··· Data extract ···

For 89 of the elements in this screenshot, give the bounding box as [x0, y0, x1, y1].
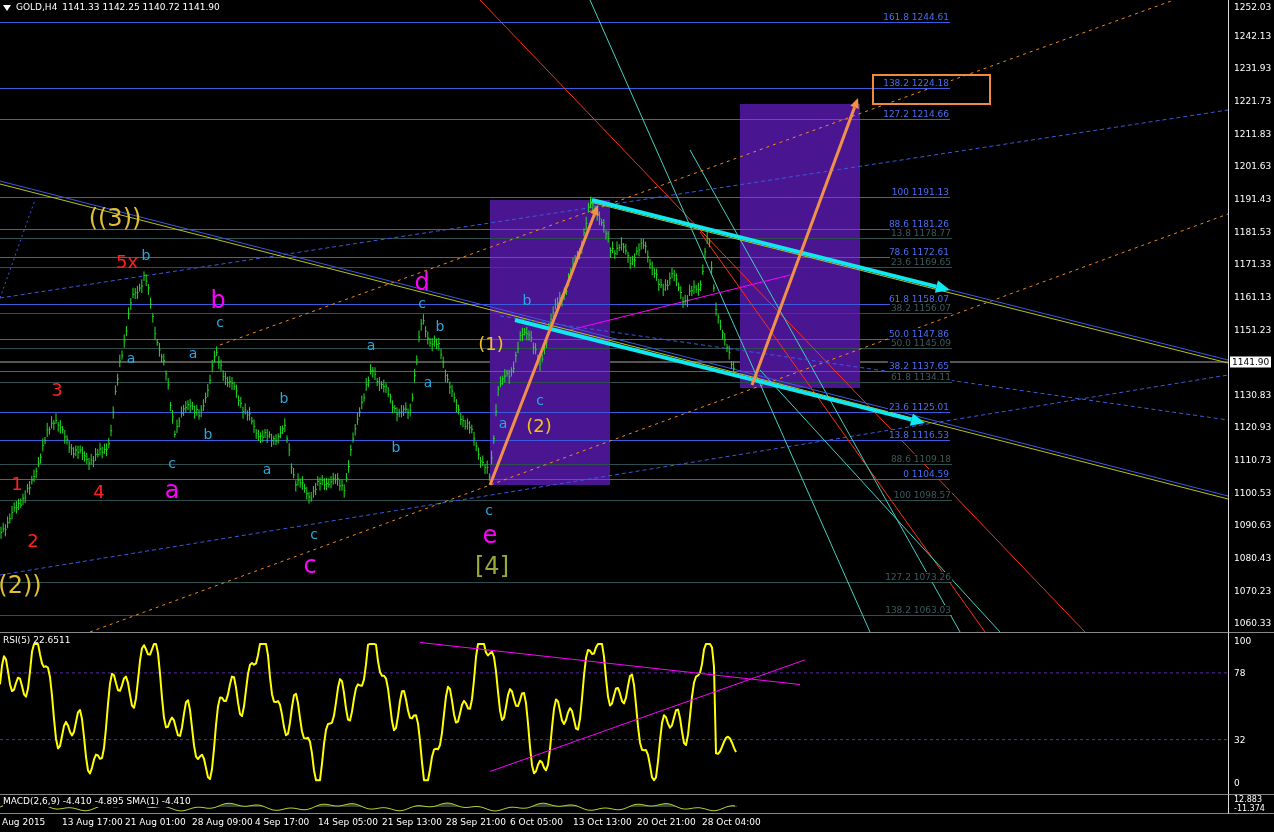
time-label: 20 Oct 21:00 [637, 817, 696, 828]
wave-label: c [303, 553, 317, 577]
fibonacci-level-label: 100 1098.57 [892, 490, 952, 500]
fibonacci-level-label: 13.8 1178.77 [889, 228, 952, 238]
wave-label: (2)) [0, 573, 42, 597]
time-label: 28 Aug 09:00 [192, 817, 253, 828]
fibonacci-level-label: 13.8 1116.53 [887, 430, 950, 440]
price-tick-label: 1171.33 [1234, 259, 1272, 270]
rsi-tick-label: 100 [1234, 636, 1252, 646]
time-label: 13 Aug 17:00 [62, 817, 123, 828]
wave-label: b [522, 293, 532, 307]
current-price-label: 1141.90 [1230, 356, 1272, 368]
wave-label: (1) [478, 335, 504, 353]
price-tick-label: 1161.13 [1234, 291, 1272, 302]
price-tick-label: 1231.93 [1234, 63, 1272, 74]
price-tick-label: 1221.73 [1234, 95, 1272, 106]
price-quotes: 1141.33 1142.25 1140.72 1141.90 [62, 2, 220, 13]
price-tick-label: 1120.93 [1234, 422, 1272, 433]
wave-label: c [485, 503, 493, 517]
price-tick-label: 1130.83 [1234, 389, 1272, 400]
fibonacci-level-label: 50.0 1145.09 [889, 338, 952, 348]
price-tick-label: 1201.63 [1234, 161, 1272, 172]
time-label: 28 Oct 04:00 [702, 817, 761, 828]
fibonacci-level-label: 127.2 1073.26 [884, 572, 952, 582]
wave-label: c [216, 315, 224, 329]
fibonacci-level-label: 127.2 1214.66 [882, 109, 950, 119]
indicator-title: MACD(2,6,9) -4.410 -4.895 SMA(1) -4.410 [3, 796, 191, 807]
wave-label: a [498, 416, 508, 430]
fibonacci-level-label: 88.6 1109.18 [889, 454, 952, 464]
wave-label: a [126, 351, 136, 365]
fibonacci-level-label: 0 1104.59 [902, 469, 950, 479]
fibonacci-level-label: 100 1191.13 [890, 187, 950, 197]
price-tick-label: 1090.63 [1234, 520, 1272, 531]
wave-label: 3 [51, 381, 63, 399]
price-tick-label: 1211.83 [1234, 128, 1272, 139]
wave-label: e [482, 523, 498, 547]
wave-label: b [391, 440, 401, 454]
fibonacci-level-label: 61.8 1134.11 [889, 372, 952, 382]
price-tick-label: 1060.33 [1234, 618, 1272, 629]
wave-label: b [279, 391, 289, 405]
wave-label: (2) [526, 417, 552, 435]
price-tick-label: 1151.23 [1234, 324, 1272, 335]
time-label: 21 Sep 13:00 [382, 817, 443, 828]
time-label: 4 Sep 17:00 [255, 817, 310, 828]
time-label: Aug 2015 [2, 817, 46, 828]
dropdown-triangle-icon[interactable] [3, 4, 11, 11]
fibonacci-level-label: 23.6 1125.01 [887, 402, 950, 412]
price-tick-label: 1242.13 [1234, 30, 1272, 41]
wave-label: a [188, 346, 198, 360]
wave-label: 2 [27, 532, 39, 550]
wave-label: ((3)) [88, 206, 142, 230]
rsi-tick-label: 32 [1234, 734, 1246, 745]
wave-label: c [310, 527, 318, 541]
wave-label: b [435, 319, 445, 333]
wave-label: a [423, 375, 433, 389]
fibonacci-level-label: 38.2 1156.07 [889, 303, 952, 313]
price-tick-label: 1080.43 [1234, 553, 1272, 564]
wave-label: b [203, 427, 213, 441]
time-label: 13 Oct 13:00 [573, 817, 632, 828]
wave-label: d [414, 270, 430, 294]
rsi-tick-label: 78 [1234, 667, 1246, 678]
macd-tick-label: -11.374 [1234, 805, 1265, 813]
time-label: 21 Aug 01:00 [125, 817, 186, 828]
fibonacci-level-label: 138.2 1063.03 [884, 605, 952, 615]
price-tick-label: 1252.03 [1234, 2, 1272, 12]
price-tick-label: 1181.53 [1234, 226, 1272, 237]
time-label: 14 Sep 05:00 [318, 817, 379, 828]
wave-label: a [366, 338, 376, 352]
fibonacci-level-label: 161.8 1244.61 [882, 12, 950, 22]
price-tick-label: 1100.53 [1234, 487, 1272, 498]
fibonacci-level-label: 23.6 1169.65 [889, 257, 952, 267]
indicator-title: RSI(5) 22.6511 [3, 635, 71, 646]
price-tick-label: 1070.23 [1234, 585, 1272, 596]
fibonacci-level-label: 78.6 1172.61 [887, 247, 950, 257]
price-tick-label: 1110.73 [1234, 455, 1272, 466]
wave-label: [4] [475, 554, 509, 578]
wave-label: 4 [93, 483, 105, 501]
rsi-tick-label: 0 [1234, 778, 1240, 788]
wave-label: a [164, 478, 180, 502]
time-label: 6 Oct 05:00 [510, 817, 563, 828]
wave-label: c [536, 393, 544, 407]
symbol-label: GOLD,H4 [16, 2, 58, 13]
fibonacci-level-label: 38.2 1137.65 [887, 361, 950, 371]
wave-label: a [262, 462, 272, 476]
price-tick-label: 1191.43 [1234, 193, 1272, 204]
time-label: 28 Sep 21:00 [446, 817, 507, 828]
macd-tick-label: 12.883 [1234, 796, 1262, 804]
wave-label: c [168, 456, 176, 470]
fibonacci-level-label: 138.2 1224.18 [882, 78, 950, 88]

···

Rewrite the listing above with every "fibonacci-level-label" changed to "fib-level-label" and nothing else altered. Omit the pictures.

For 89 of the elements in this screenshot, give the bounding box as [x0, y0, x1, y1].
time-label: 20 Oct 21:00 [637, 817, 696, 828]
wave-label: c [303, 553, 317, 577]
fib-level-label: 100 1098.57 [892, 490, 952, 500]
fib-level-label: 13.8 1178.77 [889, 228, 952, 238]
wave-label: (2)) [0, 573, 42, 597]
time-label: 28 Aug 09:00 [192, 817, 253, 828]
fib-level-label: 13.8 1116.53 [887, 430, 950, 440]
price-tick-label: 1171.33 [1234, 259, 1272, 270]
rsi-tick-label: 100 [1234, 636, 1252, 646]
time-label: 13 Aug 17:00 [62, 817, 123, 828]
wave-label: b [522, 293, 532, 307]
current-price-label: 1141.90 [1230, 356, 1272, 368]
wave-label: (1) [478, 335, 504, 353]
price-tick-label: 1161.13 [1234, 291, 1272, 302]
price-tick-label: 1231.93 [1234, 63, 1272, 74]
price-tick-label: 1221.73 [1234, 95, 1272, 106]
price-quotes: 1141.33 1142.25 1140.72 1141.90 [62, 2, 220, 13]
price-tick-label: 1120.93 [1234, 422, 1272, 433]
wave-label: c [485, 503, 493, 517]
price-tick-label: 1130.83 [1234, 389, 1272, 400]
fib-level-label: 50.0 1145.09 [889, 338, 952, 348]
price-tick-label: 1201.63 [1234, 161, 1272, 172]
time-label: 28 Oct 04:00 [702, 817, 761, 828]
fib-level-label: 127.2 1073.26 [884, 572, 952, 582]
wave-label: c [216, 315, 224, 329]
fib-level-label: 127.2 1214.66 [882, 109, 950, 119]
indicator-title: MACD(2,6,9) -4.410 -4.895 SMA(1) -4.410 [3, 796, 191, 807]
wave-label: a [498, 416, 508, 430]
fib-level-label: 88.6 1109.18 [889, 454, 952, 464]
wave-label: a [126, 351, 136, 365]
fib-level-label: 0 1104.59 [902, 469, 950, 479]
fib-level-label: 100 1191.13 [890, 187, 950, 197]
price-tick-label: 1090.63 [1234, 520, 1272, 531]
wave-label: 3 [51, 381, 63, 399]
price-tick-label: 1211.83 [1234, 128, 1272, 139]
wave-label: e [482, 523, 498, 547]
wave-label: b [391, 440, 401, 454]
fib-level-label: 61.8 1134.11 [889, 372, 952, 382]
price-tick-label: 1060.33 [1234, 618, 1272, 629]
wave-label: b [279, 391, 289, 405]
wave-label: (2) [526, 417, 552, 435]
price-tick-label: 1151.23 [1234, 324, 1272, 335]
time-label: 21 Sep 13:00 [382, 817, 443, 828]
time-label: 4 Sep 17:00 [255, 817, 310, 828]
time-label: Aug 2015 [2, 817, 46, 828]
dropdown-triangle-icon[interactable] [3, 4, 11, 11]
fib-level-label: 23.6 1125.01 [887, 402, 950, 412]
price-tick-label: 1242.13 [1234, 30, 1272, 41]
wave-label: a [188, 346, 198, 360]
wave-label: 2 [27, 532, 39, 550]
wave-label: ((3)) [88, 206, 142, 230]
rsi-tick-label: 32 [1234, 734, 1246, 745]
wave-label: c [310, 527, 318, 541]
wave-label: b [435, 319, 445, 333]
wave-label: a [423, 375, 433, 389]
fib-level-label: 38.2 1156.07 [889, 303, 952, 313]
price-tick-label: 1080.43 [1234, 553, 1272, 564]
wave-label: b [203, 427, 213, 441]
time-label: 13 Oct 13:00 [573, 817, 632, 828]
wave-label: d [414, 270, 430, 294]
rsi-tick-label: 78 [1234, 667, 1246, 678]
macd-tick-label: -11.374 [1234, 805, 1265, 813]
time-label: 21 Aug 01:00 [125, 817, 186, 828]
fib-level-label: 138.2 1063.03 [884, 605, 952, 615]
price-tick-label: 1252.03 [1234, 2, 1272, 12]
price-tick-label: 1181.53 [1234, 226, 1272, 237]
time-label: 14 Sep 05:00 [318, 817, 379, 828]
wave-label: a [366, 338, 376, 352]
fib-level-label: 161.8 1244.61 [882, 12, 950, 22]
price-tick-label: 1100.53 [1234, 487, 1272, 498]
fib-level-label: 23.6 1169.65 [889, 257, 952, 267]
indicator-title: RSI(5) 22.6511 [3, 635, 71, 646]
price-tick-label: 1070.23 [1234, 585, 1272, 596]
fib-level-label: 78.6 1172.61 [887, 247, 950, 257]
price-tick-label: 1110.73 [1234, 455, 1272, 466]
wave-label: [4] [475, 554, 509, 578]
wave-label: 4 [93, 483, 105, 501]
rsi-tick-label: 0 [1234, 778, 1240, 788]
wave-label: a [164, 478, 180, 502]
time-label: 6 Oct 05:00 [510, 817, 563, 828]
wave-label: c [536, 393, 544, 407]
symbol-label: GOLD,H4 [16, 2, 58, 13]
fib-level-label: 38.2 1137.65 [887, 361, 950, 371]
wave-label: a [262, 462, 272, 476]
price-tick-label: 1191.43 [1234, 193, 1272, 204]
time-label: 28 Sep 21:00 [446, 817, 507, 828]
macd-tick-label: 12.883 [1234, 796, 1262, 804]
wave-label: c [168, 456, 176, 470]
fib-level-label: 138.2 1224.18 [882, 78, 950, 88]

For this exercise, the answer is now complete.